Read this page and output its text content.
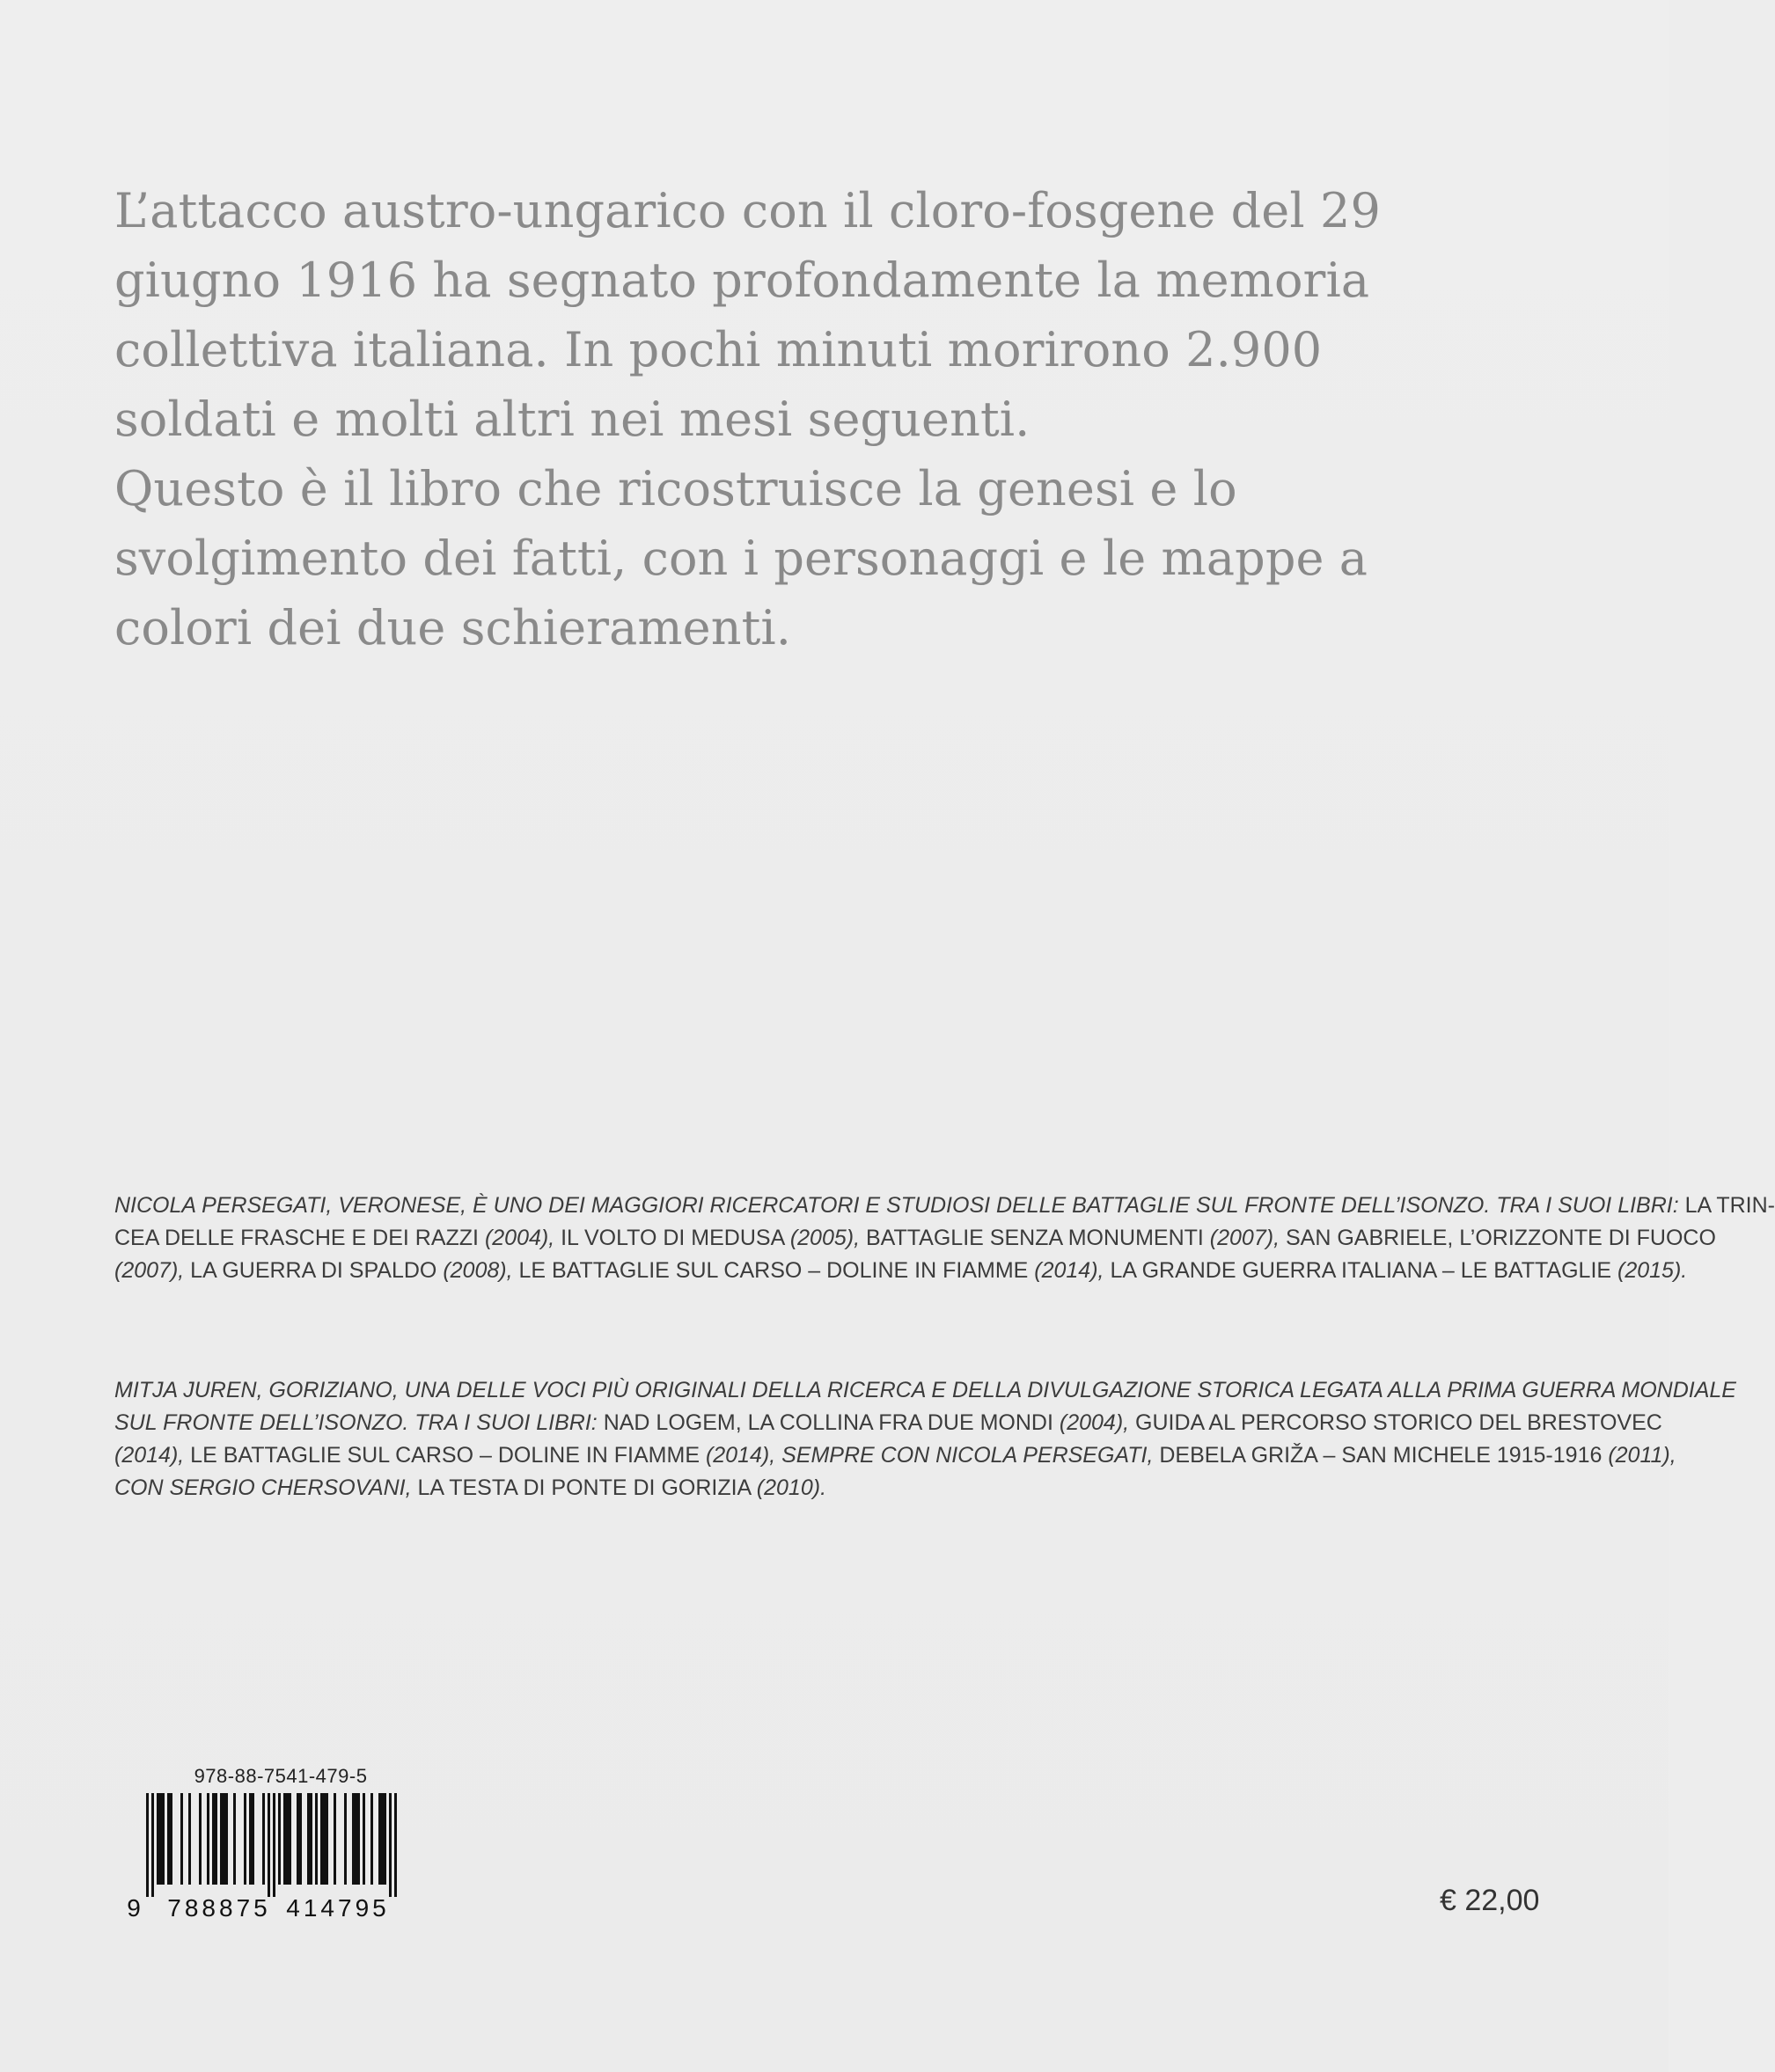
L’attacco austro-ungarico con il cloro-fosgene del 29
giugno 1916 ha segnato profondamente la memoria
collettiva italiana. In pochi minuti morirono 2.900
soldati e molti altri nei mesi seguenti.
Questo è il libro che ricostruisce la genesi e lo
svolgimento dei fatti, con i personaggi e le mappe a
colori dei due schieramenti.

NICOLA PERSEGATI, VERONESE, È UNO DEI MAGGIORI RICERCATORI E STUDIOSI DELLE BATTAGLIE SUL FRONTE DELL’ISONZO. TRA I SUOI LIBRI: LA TRIN-
CEA DELLE FRASCHE E DEI RAZZI (2004), IL VOLTO DI MEDUSA (2005), BATTAGLIE SENZA MONUMENTI (2007), SAN GABRIELE, L’ORIZZONTE DI FUOCO
(2007), LA GUERRA DI SPALDO (2008), LE BATTAGLIE SUL CARSO – DOLINE IN FIAMME (2014), LA GRANDE GUERRA ITALIANA – LE BATTAGLIE (2015).

MITJA JUREN, GORIZIANO, UNA DELLE VOCI PIÙ ORIGINALI DELLA RICERCA E DELLA DIVULGAZIONE STORICA LEGATA ALLA PRIMA GUERRA MONDIALE
SUL FRONTE DELL’ISONZO. TRA I SUOI LIBRI: NAD LOGEM, LA COLLINA FRA DUE MONDI (2004), GUIDA AL PERCORSO STORICO DEL BRESTOVEC
(2014), LE BATTAGLIE SUL CARSO – DOLINE IN FIAMME (2014), SEMPRE CON NICOLA PERSEGATI, DEBELA GRIŽA – SAN MICHELE 1915-1916 (2011),
CON SERGIO CHERSOVANI, LA TESTA DI PONTE DI GORIZIA (2010).

978-88-7541-479-5
9 788875 414795	€ 22,00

EXERCISE DETAILS: Wherever the word "NICOLA" appears in a line of the data, copy that line.

TASK RESULT:
NICOLA PERSEGATI, VERONESE, È UNO DEI MAGGIORI RICERCATORI E STUDIOSI DELLE BATTAGLIE SUL FRONTE DELL’ISONZO. TRA I SUOI LIBRI: LA TRIN-
(2014), LE BATTAGLIE SUL CARSO – DOLINE IN FIAMME (2014), SEMPRE CON NICOLA PERSEGATI, DEBELA GRIŽA – SAN MICHELE 1915-1916 (2011),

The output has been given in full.